__GOAL OF THE EXERCISE__
Note each line of the listing that contains the string "STANLEY", and copy it.
|---|
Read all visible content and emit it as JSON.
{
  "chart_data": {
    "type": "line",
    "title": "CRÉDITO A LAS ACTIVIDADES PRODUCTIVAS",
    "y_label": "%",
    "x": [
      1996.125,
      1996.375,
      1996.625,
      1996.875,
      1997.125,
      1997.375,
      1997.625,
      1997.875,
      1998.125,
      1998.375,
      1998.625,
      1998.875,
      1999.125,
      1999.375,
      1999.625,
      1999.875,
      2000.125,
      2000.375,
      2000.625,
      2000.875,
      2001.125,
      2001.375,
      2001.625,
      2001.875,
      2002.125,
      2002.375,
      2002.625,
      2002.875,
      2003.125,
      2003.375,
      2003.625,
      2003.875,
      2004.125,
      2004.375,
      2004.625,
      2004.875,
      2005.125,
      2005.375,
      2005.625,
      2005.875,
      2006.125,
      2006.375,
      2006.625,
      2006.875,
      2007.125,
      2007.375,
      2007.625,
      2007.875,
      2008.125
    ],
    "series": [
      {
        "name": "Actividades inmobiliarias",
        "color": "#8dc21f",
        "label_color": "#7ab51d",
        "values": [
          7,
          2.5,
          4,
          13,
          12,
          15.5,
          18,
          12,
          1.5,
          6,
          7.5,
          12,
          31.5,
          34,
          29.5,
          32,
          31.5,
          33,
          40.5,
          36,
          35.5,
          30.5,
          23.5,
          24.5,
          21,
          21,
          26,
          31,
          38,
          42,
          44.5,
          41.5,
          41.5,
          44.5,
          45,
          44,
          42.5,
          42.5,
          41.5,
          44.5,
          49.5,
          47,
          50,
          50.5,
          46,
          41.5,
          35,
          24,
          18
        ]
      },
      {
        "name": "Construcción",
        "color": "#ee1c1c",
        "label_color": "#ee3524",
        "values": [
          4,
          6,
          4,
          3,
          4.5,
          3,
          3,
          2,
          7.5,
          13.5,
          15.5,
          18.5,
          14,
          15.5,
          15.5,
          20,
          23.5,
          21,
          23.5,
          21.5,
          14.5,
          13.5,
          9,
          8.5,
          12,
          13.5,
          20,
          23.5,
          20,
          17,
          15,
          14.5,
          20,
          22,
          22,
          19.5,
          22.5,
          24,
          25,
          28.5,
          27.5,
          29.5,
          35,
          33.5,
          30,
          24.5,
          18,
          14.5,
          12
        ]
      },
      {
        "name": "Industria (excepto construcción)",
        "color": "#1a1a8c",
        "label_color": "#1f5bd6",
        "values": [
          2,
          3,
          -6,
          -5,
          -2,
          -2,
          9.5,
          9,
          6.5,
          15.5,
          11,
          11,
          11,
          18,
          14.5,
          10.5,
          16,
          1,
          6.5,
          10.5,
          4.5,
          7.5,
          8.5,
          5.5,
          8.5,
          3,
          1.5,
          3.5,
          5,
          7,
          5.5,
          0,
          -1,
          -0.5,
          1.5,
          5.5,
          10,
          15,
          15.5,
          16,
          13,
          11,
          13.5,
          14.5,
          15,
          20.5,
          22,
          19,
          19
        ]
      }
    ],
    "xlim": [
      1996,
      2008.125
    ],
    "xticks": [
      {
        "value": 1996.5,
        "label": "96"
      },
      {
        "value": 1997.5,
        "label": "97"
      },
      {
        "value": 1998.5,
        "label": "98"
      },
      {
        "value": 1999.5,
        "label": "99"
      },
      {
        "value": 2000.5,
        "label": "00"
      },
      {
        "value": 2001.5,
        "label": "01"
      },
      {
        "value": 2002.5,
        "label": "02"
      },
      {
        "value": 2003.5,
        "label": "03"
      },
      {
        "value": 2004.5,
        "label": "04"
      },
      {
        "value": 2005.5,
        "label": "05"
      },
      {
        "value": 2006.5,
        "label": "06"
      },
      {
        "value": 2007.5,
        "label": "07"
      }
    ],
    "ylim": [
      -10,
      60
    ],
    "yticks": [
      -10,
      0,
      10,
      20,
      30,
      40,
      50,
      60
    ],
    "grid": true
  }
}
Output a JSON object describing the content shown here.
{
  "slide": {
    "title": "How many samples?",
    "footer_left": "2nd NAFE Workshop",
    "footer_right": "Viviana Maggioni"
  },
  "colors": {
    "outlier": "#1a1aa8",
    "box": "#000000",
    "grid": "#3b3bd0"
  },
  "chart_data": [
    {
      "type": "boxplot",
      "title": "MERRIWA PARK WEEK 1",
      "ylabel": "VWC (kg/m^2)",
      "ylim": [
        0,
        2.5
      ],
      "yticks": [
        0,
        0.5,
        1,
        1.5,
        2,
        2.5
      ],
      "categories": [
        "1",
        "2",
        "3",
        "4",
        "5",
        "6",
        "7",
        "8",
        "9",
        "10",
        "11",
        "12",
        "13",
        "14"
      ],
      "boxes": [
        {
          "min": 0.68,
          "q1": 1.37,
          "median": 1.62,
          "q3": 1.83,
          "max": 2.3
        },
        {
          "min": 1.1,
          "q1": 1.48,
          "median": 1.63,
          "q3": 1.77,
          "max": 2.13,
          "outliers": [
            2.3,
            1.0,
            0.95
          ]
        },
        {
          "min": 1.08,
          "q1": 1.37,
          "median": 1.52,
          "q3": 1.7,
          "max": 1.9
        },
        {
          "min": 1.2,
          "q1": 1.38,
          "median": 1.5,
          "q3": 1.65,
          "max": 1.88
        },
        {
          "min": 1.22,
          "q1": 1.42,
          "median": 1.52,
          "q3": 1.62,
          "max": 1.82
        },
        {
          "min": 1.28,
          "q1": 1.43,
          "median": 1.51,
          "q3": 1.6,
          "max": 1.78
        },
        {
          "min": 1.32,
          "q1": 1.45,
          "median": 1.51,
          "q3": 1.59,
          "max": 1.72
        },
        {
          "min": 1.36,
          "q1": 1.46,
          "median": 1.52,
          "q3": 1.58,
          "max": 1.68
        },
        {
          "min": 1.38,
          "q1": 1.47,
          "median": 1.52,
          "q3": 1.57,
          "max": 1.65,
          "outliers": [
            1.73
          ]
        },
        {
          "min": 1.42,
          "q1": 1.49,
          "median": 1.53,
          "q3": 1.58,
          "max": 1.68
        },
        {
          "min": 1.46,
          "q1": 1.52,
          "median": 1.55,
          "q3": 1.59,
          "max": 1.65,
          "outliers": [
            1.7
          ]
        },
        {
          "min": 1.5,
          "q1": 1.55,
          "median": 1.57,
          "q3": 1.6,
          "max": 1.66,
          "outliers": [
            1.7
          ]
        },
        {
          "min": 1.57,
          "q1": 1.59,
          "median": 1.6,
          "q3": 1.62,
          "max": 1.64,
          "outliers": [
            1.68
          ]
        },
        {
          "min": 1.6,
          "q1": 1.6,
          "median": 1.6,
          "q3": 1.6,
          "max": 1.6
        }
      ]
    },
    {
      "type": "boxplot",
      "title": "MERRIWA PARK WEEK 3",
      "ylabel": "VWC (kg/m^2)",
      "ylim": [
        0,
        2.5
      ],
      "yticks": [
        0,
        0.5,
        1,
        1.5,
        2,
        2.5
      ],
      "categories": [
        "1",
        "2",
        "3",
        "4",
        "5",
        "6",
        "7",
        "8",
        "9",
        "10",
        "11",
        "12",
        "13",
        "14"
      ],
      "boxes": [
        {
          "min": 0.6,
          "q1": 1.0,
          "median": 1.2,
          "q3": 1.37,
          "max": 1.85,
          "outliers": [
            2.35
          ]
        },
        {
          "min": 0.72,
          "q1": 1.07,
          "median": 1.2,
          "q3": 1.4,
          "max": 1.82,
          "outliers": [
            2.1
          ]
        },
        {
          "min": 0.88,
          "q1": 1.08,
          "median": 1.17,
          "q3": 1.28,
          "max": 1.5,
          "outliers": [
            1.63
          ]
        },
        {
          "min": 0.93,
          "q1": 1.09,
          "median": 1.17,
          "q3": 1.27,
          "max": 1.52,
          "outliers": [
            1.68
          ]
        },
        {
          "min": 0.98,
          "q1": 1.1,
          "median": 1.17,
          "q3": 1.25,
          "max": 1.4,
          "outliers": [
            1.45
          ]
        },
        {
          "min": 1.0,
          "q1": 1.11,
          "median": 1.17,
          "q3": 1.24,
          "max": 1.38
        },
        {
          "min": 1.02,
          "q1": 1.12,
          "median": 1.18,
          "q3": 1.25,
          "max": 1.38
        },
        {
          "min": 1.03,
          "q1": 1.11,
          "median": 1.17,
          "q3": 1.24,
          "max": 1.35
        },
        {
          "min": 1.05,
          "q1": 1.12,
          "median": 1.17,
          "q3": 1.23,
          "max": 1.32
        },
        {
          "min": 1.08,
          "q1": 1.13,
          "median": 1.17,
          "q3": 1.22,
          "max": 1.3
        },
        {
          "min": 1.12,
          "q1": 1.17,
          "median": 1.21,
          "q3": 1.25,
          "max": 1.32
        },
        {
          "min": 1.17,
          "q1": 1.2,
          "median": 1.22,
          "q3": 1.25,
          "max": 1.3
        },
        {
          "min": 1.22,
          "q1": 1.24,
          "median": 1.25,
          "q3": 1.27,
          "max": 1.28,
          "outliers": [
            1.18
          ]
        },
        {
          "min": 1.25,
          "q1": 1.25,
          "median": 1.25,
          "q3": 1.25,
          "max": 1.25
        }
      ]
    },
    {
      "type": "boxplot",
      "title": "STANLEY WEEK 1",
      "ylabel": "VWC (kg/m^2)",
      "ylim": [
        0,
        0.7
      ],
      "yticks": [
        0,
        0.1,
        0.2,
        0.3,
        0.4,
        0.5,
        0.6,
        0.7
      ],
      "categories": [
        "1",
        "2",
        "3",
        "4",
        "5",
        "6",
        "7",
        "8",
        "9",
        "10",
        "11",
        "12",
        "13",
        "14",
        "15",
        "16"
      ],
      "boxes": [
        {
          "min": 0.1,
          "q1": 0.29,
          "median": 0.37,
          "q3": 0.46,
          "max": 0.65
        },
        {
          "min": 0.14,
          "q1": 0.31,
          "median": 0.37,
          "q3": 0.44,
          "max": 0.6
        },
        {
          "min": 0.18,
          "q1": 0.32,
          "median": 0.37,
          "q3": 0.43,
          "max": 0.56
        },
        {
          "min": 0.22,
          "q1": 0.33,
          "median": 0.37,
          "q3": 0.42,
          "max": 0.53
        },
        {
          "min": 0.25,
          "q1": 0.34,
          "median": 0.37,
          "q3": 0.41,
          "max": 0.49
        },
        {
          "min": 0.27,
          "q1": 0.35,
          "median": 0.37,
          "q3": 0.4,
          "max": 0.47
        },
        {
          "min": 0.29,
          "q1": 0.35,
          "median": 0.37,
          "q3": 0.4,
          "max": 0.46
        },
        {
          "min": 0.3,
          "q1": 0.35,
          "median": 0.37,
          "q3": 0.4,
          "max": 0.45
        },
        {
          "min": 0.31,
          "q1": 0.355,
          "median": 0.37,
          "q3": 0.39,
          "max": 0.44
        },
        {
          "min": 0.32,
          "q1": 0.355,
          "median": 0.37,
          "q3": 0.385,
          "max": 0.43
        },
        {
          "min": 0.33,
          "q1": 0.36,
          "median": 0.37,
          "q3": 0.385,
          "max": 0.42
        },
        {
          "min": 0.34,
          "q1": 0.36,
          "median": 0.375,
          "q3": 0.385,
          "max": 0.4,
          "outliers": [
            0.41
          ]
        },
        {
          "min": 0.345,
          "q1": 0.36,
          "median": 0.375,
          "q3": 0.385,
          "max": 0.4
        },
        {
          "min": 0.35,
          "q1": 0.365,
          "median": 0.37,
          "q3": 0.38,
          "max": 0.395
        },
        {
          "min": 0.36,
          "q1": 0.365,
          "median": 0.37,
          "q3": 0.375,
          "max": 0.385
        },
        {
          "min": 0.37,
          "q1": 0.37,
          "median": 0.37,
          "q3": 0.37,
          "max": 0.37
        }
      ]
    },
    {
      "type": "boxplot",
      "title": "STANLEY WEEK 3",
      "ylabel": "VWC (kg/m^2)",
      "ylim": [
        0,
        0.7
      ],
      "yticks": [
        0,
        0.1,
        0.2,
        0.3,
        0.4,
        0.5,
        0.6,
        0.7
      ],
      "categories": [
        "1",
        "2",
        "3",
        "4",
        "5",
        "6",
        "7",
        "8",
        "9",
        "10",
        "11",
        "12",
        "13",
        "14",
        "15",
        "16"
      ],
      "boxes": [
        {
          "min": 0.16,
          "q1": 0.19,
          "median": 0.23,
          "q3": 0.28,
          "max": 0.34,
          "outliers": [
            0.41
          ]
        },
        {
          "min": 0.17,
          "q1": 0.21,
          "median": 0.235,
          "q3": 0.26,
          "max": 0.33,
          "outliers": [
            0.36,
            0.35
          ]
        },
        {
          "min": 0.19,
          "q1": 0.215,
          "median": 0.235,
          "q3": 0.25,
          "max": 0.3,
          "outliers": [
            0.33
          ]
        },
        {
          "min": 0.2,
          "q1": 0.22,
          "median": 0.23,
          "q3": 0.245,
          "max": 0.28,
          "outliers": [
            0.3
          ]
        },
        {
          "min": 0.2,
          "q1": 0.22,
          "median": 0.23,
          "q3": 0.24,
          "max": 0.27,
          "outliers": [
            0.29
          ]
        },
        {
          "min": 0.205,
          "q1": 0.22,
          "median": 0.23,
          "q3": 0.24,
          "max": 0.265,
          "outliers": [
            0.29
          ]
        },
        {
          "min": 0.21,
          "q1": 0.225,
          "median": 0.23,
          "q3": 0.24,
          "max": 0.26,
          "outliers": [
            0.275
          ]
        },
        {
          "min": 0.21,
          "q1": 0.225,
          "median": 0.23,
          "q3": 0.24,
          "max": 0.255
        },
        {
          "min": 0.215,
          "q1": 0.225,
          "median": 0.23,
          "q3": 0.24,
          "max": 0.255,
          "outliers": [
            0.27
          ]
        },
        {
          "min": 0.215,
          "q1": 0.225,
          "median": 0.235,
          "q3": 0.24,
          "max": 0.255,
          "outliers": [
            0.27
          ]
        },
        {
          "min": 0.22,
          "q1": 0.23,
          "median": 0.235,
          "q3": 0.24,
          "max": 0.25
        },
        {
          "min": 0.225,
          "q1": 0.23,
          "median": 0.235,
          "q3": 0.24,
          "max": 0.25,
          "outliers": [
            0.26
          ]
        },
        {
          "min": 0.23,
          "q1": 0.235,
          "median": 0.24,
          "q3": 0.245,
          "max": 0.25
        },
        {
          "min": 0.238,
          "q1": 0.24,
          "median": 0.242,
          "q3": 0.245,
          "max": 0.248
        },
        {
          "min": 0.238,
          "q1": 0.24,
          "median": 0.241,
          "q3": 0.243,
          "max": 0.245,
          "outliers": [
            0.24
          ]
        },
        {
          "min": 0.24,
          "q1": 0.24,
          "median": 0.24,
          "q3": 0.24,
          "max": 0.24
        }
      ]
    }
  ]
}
|---|
__RESULT__
      "title": "STANLEY WEEK 1",
      "title": "STANLEY WEEK 3",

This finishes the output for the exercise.